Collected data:
·····
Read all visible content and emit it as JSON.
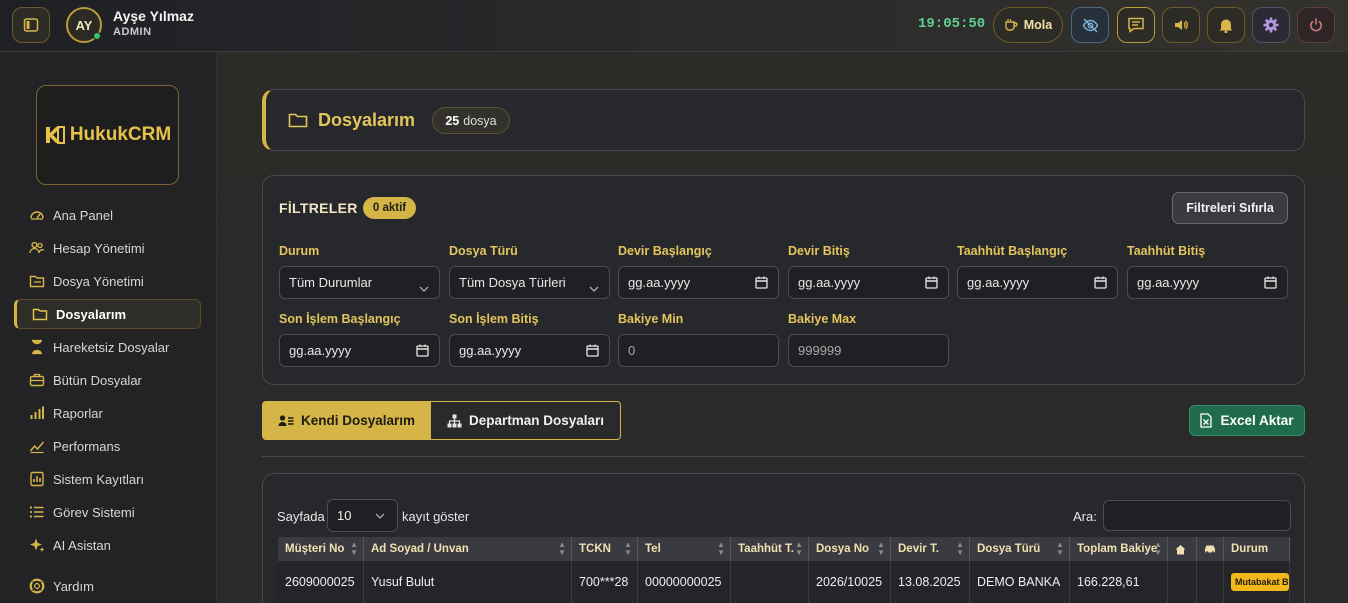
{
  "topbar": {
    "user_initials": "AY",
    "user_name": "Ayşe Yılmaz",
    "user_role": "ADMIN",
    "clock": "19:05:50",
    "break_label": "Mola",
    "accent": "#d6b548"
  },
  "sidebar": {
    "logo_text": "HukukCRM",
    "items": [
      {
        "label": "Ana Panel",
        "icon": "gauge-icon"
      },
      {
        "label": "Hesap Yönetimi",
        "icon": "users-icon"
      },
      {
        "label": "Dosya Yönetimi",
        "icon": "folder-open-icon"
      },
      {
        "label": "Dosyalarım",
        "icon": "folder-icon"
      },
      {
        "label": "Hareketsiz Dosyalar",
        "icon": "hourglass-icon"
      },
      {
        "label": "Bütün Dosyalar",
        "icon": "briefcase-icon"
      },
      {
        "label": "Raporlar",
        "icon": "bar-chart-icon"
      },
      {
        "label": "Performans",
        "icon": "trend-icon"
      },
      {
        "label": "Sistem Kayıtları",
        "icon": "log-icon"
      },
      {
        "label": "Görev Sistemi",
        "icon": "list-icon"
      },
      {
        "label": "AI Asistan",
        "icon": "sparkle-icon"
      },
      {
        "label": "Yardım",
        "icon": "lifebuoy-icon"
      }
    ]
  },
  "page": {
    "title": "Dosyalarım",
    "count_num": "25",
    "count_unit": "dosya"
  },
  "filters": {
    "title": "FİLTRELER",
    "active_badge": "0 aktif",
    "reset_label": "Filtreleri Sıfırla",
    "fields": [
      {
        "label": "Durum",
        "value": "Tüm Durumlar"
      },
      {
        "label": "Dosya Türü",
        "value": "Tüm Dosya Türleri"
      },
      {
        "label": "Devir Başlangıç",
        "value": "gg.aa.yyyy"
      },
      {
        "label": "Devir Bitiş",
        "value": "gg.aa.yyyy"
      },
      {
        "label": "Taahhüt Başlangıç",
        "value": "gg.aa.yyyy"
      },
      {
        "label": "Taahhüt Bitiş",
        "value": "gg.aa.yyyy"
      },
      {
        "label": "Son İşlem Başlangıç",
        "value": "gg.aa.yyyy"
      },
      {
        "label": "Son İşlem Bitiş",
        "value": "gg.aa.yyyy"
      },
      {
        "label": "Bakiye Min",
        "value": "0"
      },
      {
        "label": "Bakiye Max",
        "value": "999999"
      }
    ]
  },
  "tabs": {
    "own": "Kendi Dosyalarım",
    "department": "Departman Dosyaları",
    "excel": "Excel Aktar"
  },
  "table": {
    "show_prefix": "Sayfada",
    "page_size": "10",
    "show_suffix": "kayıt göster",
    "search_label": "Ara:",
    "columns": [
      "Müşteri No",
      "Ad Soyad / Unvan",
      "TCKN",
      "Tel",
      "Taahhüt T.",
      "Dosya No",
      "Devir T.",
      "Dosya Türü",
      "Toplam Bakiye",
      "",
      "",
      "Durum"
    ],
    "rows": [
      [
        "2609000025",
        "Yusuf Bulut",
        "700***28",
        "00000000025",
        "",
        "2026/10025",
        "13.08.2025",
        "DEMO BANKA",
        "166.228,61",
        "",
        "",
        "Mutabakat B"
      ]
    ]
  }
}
·····
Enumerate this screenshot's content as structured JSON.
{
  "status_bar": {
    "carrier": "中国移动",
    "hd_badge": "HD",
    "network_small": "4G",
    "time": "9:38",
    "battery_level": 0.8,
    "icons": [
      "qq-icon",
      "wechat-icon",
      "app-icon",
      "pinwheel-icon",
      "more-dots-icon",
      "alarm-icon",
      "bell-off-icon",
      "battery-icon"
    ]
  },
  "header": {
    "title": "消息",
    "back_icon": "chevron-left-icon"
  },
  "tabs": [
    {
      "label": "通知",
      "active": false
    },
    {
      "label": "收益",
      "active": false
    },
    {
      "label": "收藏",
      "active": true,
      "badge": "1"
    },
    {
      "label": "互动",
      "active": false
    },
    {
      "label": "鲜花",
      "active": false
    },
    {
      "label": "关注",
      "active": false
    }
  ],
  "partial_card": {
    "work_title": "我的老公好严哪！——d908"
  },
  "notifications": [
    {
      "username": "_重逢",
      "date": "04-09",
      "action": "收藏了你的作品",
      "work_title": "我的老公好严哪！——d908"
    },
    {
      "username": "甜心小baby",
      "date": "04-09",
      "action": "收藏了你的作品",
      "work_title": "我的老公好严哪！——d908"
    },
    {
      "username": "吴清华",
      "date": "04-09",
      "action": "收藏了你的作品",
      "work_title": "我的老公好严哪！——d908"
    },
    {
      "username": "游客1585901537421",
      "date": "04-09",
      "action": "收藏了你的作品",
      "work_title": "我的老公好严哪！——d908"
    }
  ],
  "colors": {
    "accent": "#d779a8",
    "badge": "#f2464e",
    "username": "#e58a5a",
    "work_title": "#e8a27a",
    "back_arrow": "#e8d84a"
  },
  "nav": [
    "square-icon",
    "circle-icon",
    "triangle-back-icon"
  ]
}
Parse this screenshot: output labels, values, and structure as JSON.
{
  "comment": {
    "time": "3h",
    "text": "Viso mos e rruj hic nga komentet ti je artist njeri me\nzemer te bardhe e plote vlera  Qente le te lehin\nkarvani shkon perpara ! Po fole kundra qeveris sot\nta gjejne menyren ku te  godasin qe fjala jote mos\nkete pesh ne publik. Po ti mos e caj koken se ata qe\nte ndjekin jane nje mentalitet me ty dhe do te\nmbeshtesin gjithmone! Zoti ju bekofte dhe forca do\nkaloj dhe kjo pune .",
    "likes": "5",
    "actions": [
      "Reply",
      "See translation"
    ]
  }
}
·····
=== Your goal ===
Search the records for the word "Dosyalarım" and copy every line where it occurs.

=== Result ===
        "label": "Dosyalarım",
    "title": "Dosyalarım",
    "own": "Kendi Dosyalarım",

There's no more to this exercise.